_WRITTEN PROBLEM_.
Send back the entries below exactly as they appear.

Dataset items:
================
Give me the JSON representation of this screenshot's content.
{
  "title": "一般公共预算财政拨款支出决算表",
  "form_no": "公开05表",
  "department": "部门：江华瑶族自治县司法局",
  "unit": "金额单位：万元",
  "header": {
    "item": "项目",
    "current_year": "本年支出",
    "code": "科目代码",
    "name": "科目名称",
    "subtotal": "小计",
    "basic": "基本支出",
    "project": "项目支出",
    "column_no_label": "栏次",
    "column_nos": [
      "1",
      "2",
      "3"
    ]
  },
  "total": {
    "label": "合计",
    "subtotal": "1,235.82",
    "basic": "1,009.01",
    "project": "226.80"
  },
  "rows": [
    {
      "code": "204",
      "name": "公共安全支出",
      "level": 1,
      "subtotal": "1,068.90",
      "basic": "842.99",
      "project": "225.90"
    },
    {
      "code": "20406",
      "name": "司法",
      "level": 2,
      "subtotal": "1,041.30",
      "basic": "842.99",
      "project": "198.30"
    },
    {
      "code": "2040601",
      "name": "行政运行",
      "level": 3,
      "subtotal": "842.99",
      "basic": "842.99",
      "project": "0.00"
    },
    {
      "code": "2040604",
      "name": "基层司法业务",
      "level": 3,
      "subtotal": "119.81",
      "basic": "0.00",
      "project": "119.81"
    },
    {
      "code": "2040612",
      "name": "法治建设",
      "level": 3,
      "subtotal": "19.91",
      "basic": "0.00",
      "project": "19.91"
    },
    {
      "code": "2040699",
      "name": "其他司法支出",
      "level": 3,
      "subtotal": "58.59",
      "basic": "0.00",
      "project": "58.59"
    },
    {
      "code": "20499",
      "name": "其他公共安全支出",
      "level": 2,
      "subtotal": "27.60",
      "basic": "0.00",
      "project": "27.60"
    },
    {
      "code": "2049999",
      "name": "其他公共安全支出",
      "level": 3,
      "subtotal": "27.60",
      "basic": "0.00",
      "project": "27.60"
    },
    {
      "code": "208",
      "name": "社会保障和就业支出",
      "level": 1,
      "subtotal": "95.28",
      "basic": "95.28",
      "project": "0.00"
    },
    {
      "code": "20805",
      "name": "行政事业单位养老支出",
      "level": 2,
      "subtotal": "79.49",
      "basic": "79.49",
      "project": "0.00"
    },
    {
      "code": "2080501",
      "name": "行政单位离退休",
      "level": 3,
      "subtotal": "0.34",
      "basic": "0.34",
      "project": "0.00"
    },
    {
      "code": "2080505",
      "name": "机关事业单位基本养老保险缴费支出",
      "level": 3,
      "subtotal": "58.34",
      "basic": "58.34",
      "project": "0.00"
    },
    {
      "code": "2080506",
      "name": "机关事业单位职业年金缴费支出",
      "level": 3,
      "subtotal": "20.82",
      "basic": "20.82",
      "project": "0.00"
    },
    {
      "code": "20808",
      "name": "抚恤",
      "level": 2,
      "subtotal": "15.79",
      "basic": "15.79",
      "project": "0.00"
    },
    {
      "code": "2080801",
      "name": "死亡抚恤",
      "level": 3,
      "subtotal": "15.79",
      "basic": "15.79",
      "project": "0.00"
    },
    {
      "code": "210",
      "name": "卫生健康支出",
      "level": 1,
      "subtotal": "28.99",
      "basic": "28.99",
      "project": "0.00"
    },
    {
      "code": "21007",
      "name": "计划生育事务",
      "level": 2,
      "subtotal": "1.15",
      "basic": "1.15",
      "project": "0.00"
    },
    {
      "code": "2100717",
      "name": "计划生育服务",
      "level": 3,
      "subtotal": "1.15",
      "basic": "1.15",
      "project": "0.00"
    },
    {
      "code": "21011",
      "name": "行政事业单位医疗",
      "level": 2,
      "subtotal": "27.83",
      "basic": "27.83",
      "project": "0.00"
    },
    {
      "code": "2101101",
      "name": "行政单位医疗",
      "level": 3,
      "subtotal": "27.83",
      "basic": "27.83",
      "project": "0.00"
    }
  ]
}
================
_RESULT BELOW_.
Give me the JSON representation of this screenshot's content.
{
  "title": "一般公共预算财政拨款支出决算表",
  "form_no": "公开05表",
  "department": "部门：江华瑶族自治县司法局",
  "unit": "金额单位：万元",
  "header": {
    "item": "项目",
    "current_year": "本年支出",
    "code": "科目代码",
    "name": "科目名称",
    "subtotal": "小计",
    "basic": "基本支出",
    "project": "项目支出",
    "column_no_label": "栏次",
    "column_nos": [
      "1",
      "2",
      "3"
    ]
  },
  "total": {
    "label": "合计",
    "subtotal": "1,235.82",
    "basic": "1,009.01",
    "project": "226.80"
  },
  "rows": [
    {
      "code": "204",
      "name": "公共安全支出",
      "level": 1,
      "subtotal": "1,068.90",
      "basic": "842.99",
      "project": "225.90"
    },
    {
      "code": "20406",
      "name": "司法",
      "level": 2,
      "subtotal": "1,041.30",
      "basic": "842.99",
      "project": "198.30"
    },
    {
      "code": "2040601",
      "name": "行政运行",
      "level": 3,
      "subtotal": "842.99",
      "basic": "842.99",
      "project": "0.00"
    },
    {
      "code": "2040604",
      "name": "基层司法业务",
      "level": 3,
      "subtotal": "119.81",
      "basic": "0.00",
      "project": "119.81"
    },
    {
      "code": "2040612",
      "name": "法治建设",
      "level": 3,
      "subtotal": "19.91",
      "basic": "0.00",
      "project": "19.91"
    },
    {
      "code": "2040699",
      "name": "其他司法支出",
      "level": 3,
      "subtotal": "58.59",
      "basic": "0.00",
      "project": "58.59"
    },
    {
      "code": "20499",
      "name": "其他公共安全支出",
      "level": 2,
      "subtotal": "27.60",
      "basic": "0.00",
      "project": "27.60"
    },
    {
      "code": "2049999",
      "name": "其他公共安全支出",
      "level": 3,
      "subtotal": "27.60",
      "basic": "0.00",
      "project": "27.60"
    },
    {
      "code": "208",
      "name": "社会保障和就业支出",
      "level": 1,
      "subtotal": "95.28",
      "basic": "95.28",
      "project": "0.00"
    },
    {
      "code": "20805",
      "name": "行政事业单位养老支出",
      "level": 2,
      "subtotal": "79.49",
      "basic": "79.49",
      "project": "0.00"
    },
    {
      "code": "2080501",
      "name": "行政单位离退休",
      "level": 3,
      "subtotal": "0.34",
      "basic": "0.34",
      "project": "0.00"
    },
    {
      "code": "2080505",
      "name": "机关事业单位基本养老保险缴费支出",
      "level": 3,
      "subtotal": "58.34",
      "basic": "58.34",
      "project": "0.00"
    },
    {
      "code": "2080506",
      "name": "机关事业单位职业年金缴费支出",
      "level": 3,
      "subtotal": "20.82",
      "basic": "20.82",
      "project": "0.00"
    },
    {
      "code": "20808",
      "name": "抚恤",
      "level": 2,
      "subtotal": "15.79",
      "basic": "15.79",
      "project": "0.00"
    },
    {
      "code": "2080801",
      "name": "死亡抚恤",
      "level": 3,
      "subtotal": "15.79",
      "basic": "15.79",
      "project": "0.00"
    },
    {
      "code": "210",
      "name": "卫生健康支出",
      "level": 1,
      "subtotal": "28.99",
      "basic": "28.99",
      "project": "0.00"
    },
    {
      "code": "21007",
      "name": "计划生育事务",
      "level": 2,
      "subtotal": "1.15",
      "basic": "1.15",
      "project": "0.00"
    },
    {
      "code": "2100717",
      "name": "计划生育服务",
      "level": 3,
      "subtotal": "1.15",
      "basic": "1.15",
      "project": "0.00"
    },
    {
      "code": "21011",
      "name": "行政事业单位医疗",
      "level": 2,
      "subtotal": "27.83",
      "basic": "27.83",
      "project": "0.00"
    },
    {
      "code": "2101101",
      "name": "行政单位医疗",
      "level": 3,
      "subtotal": "27.83",
      "basic": "27.83",
      "project": "0.00"
    }
  ]
}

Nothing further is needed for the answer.